» **Task instructions**
Tell how many lines have the string "Alliance" in them, and write nothing besides the number.
#####
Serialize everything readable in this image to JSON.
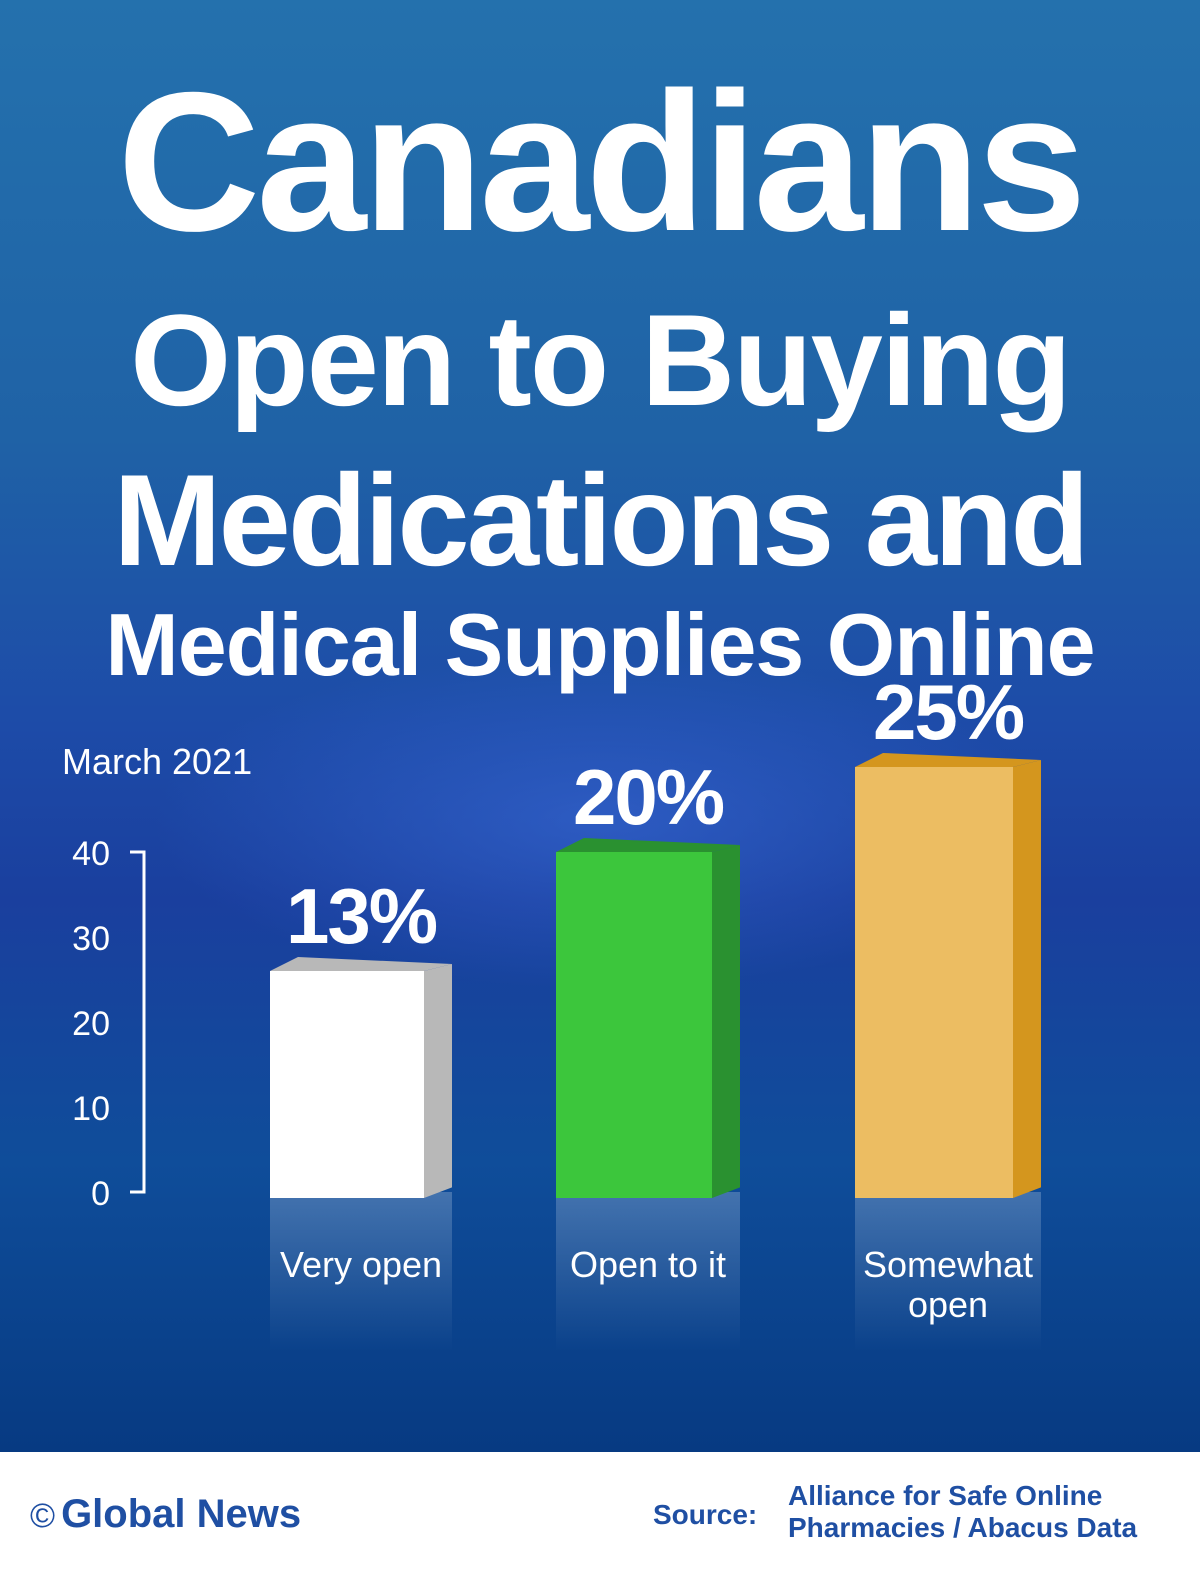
{
  "title": {
    "line1": "Canadians",
    "line2": "Open to Buying",
    "line3": "Medications and",
    "line4": "Medical Supplies Online"
  },
  "subtitle": "March 2021",
  "chart_data": {
    "type": "bar",
    "categories": [
      "Very open",
      "Open to it",
      "Somewhat open"
    ],
    "values": [
      13,
      20,
      25
    ],
    "value_labels": [
      "13%",
      "20%",
      "25%"
    ],
    "bar_colors": [
      "#ffffff",
      "#3cc63c",
      "#ecbd62"
    ],
    "side_colors": [
      "#b8b8b8",
      "#2a9130",
      "#d4961e"
    ],
    "yticks": [
      0,
      10,
      20,
      30,
      40
    ],
    "ylim": [
      0,
      40
    ],
    "grid": false,
    "legend": "none"
  },
  "footer": {
    "brand": "Global News",
    "copyright_symbol": "©",
    "source_label": "Source:",
    "source_line1": "Alliance for Safe Online",
    "source_line2": "Pharmacies / Abacus Data"
  }
}
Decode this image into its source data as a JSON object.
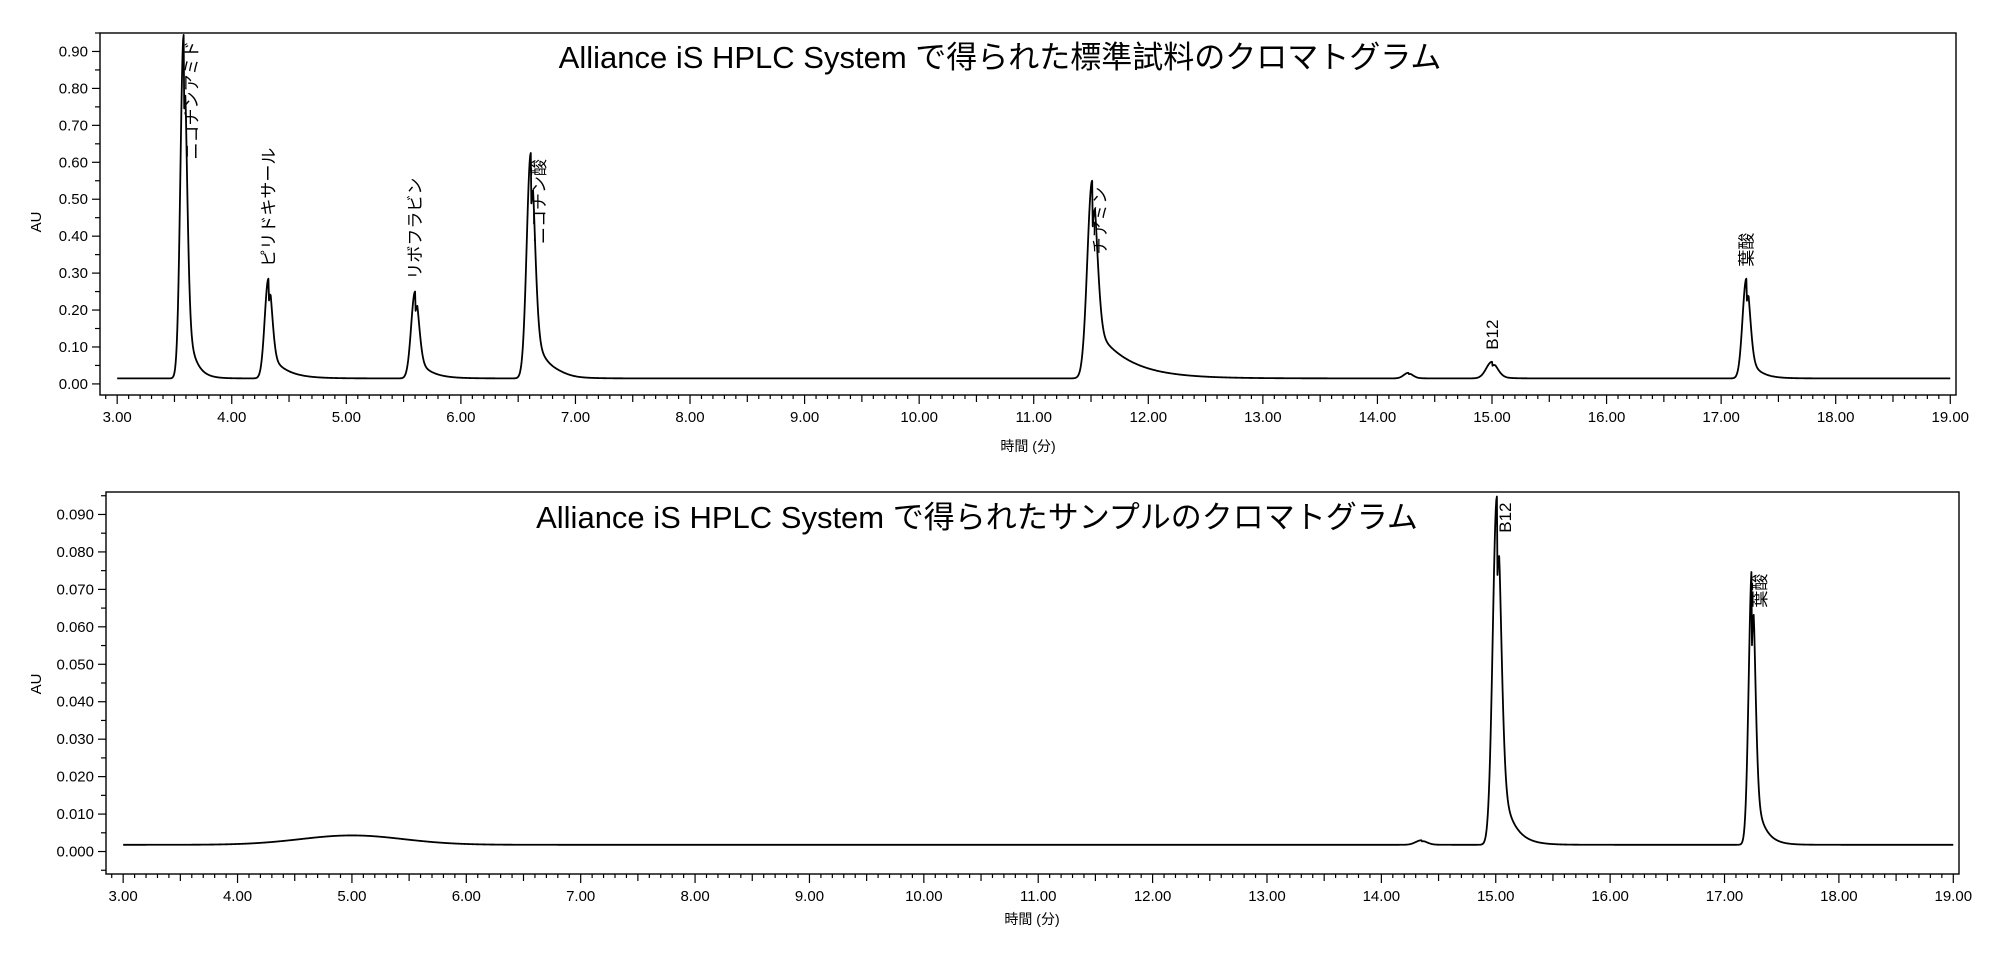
{
  "chart_data": [
    {
      "type": "line",
      "title": "Alliance iS HPLC System で得られた標準試料のクロマトグラム",
      "xlabel": "時間 (分)",
      "ylabel": "AU",
      "xlim": [
        2.85,
        19.05
      ],
      "ylim": [
        -0.03,
        0.95
      ],
      "xticks": [
        3,
        4,
        5,
        6,
        7,
        8,
        9,
        10,
        11,
        12,
        13,
        14,
        15,
        16,
        17,
        18,
        19
      ],
      "xtick_labels": [
        "3.00",
        "4.00",
        "5.00",
        "6.00",
        "7.00",
        "8.00",
        "9.00",
        "10.00",
        "11.00",
        "12.00",
        "13.00",
        "14.00",
        "15.00",
        "16.00",
        "17.00",
        "18.00",
        "19.00"
      ],
      "yticks": [
        0,
        0.1,
        0.2,
        0.3,
        0.4,
        0.5,
        0.6,
        0.7,
        0.8,
        0.9
      ],
      "ytick_labels": [
        "0.00",
        "0.10",
        "0.20",
        "0.30",
        "0.40",
        "0.50",
        "0.60",
        "0.70",
        "0.80",
        "0.90"
      ],
      "baseline": 0.015,
      "peaks": [
        {
          "label": "ニコチンアミド",
          "rt": 3.58,
          "height": 0.93,
          "sigma": 0.028,
          "tail": 0.03
        },
        {
          "label": "ピリドキサール",
          "rt": 4.32,
          "height": 0.27,
          "sigma": 0.032,
          "tail": 0.06
        },
        {
          "label": "リボフラビン",
          "rt": 5.6,
          "height": 0.235,
          "sigma": 0.034,
          "tail": 0.05
        },
        {
          "label": "ニコチン酸",
          "rt": 6.61,
          "height": 0.61,
          "sigma": 0.035,
          "tail": 0.05
        },
        {
          "label": "",
          "rt": 6.85,
          "height": 0.004,
          "sigma": 0.08,
          "tail": 0.0
        },
        {
          "label": "チアミン",
          "rt": 11.51,
          "height": 0.535,
          "sigma": 0.042,
          "tail": 0.13
        },
        {
          "label": "",
          "rt": 14.27,
          "height": 0.015,
          "sigma": 0.04,
          "tail": 0.02
        },
        {
          "label": "B12",
          "rt": 15.0,
          "height": 0.045,
          "sigma": 0.05,
          "tail": 0.03
        },
        {
          "label": "葉酸",
          "rt": 17.22,
          "height": 0.27,
          "sigma": 0.033,
          "tail": 0.04
        }
      ]
    },
    {
      "type": "line",
      "title": "Alliance iS HPLC System で得られたサンプルのクロマトグラム",
      "xlabel": "時間 (分)",
      "ylabel": "AU",
      "xlim": [
        2.85,
        19.05
      ],
      "ylim": [
        -0.006,
        0.096
      ],
      "xticks": [
        3,
        4,
        5,
        6,
        7,
        8,
        9,
        10,
        11,
        12,
        13,
        14,
        15,
        16,
        17,
        18,
        19
      ],
      "xtick_labels": [
        "3.00",
        "4.00",
        "5.00",
        "6.00",
        "7.00",
        "8.00",
        "9.00",
        "10.00",
        "11.00",
        "12.00",
        "13.00",
        "14.00",
        "15.00",
        "16.00",
        "17.00",
        "18.00",
        "19.00"
      ],
      "yticks": [
        0,
        0.01,
        0.02,
        0.03,
        0.04,
        0.05,
        0.06,
        0.07,
        0.08,
        0.09
      ],
      "ytick_labels": [
        "0.000",
        "0.010",
        "0.020",
        "0.030",
        "0.040",
        "0.050",
        "0.060",
        "0.070",
        "0.080",
        "0.090"
      ],
      "baseline": 0.0018,
      "peaks": [
        {
          "label": "",
          "rt": 5.0,
          "height": 0.0025,
          "sigma": 0.45,
          "tail": 0.0
        },
        {
          "label": "",
          "rt": 14.35,
          "height": 0.0012,
          "sigma": 0.05,
          "tail": 0.02
        },
        {
          "label": "B12",
          "rt": 15.01,
          "height": 0.093,
          "sigma": 0.036,
          "tail": 0.045
        },
        {
          "label": "葉酸",
          "rt": 17.24,
          "height": 0.074,
          "sigma": 0.028,
          "tail": 0.035
        }
      ]
    }
  ]
}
#####
» **Written solution**
3